TASK REQUIREMENTS => Each entry should be quoted word for word, including every mark of punctuation.

ENTRIES SHOWN =>
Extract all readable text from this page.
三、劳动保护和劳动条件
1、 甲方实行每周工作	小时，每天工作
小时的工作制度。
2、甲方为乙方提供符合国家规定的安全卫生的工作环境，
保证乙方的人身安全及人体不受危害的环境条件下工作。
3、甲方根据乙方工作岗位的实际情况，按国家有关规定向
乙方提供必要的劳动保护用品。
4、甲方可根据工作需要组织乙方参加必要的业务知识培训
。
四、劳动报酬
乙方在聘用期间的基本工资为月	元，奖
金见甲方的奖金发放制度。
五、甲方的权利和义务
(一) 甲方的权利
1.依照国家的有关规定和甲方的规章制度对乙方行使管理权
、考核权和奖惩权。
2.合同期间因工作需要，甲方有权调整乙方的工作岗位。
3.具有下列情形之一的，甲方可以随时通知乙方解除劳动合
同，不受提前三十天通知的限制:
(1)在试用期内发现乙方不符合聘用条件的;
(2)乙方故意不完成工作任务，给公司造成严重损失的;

RESULT OF THE TASK =>
Extract all readable text from this page.
三、劳动保护和劳动条件
1、 甲方实行每周工作	小时，每天工作
小时的工作制度。
2、甲方为乙方提供符合国家规定的安全卫生的工作环境，
保证乙方的人身安全及人体不受危害的环境条件下工作。
3、甲方根据乙方工作岗位的实际情况，按国家有关规定向
乙方提供必要的劳动保护用品。
4、甲方可根据工作需要组织乙方参加必要的业务知识培训
。
四、劳动报酬
乙方在聘用期间的基本工资为月	元，奖
金见甲方的奖金发放制度。
五、甲方的权利和义务
(一) 甲方的权利
1.依照国家的有关规定和甲方的规章制度对乙方行使管理权
、考核权和奖惩权。
2.合同期间因工作需要，甲方有权调整乙方的工作岗位。
3.具有下列情形之一的，甲方可以随时通知乙方解除劳动合
同，不受提前三十天通知的限制:
(1)在试用期内发现乙方不符合聘用条件的;
(2)乙方故意不完成工作任务，给公司造成严重损失的;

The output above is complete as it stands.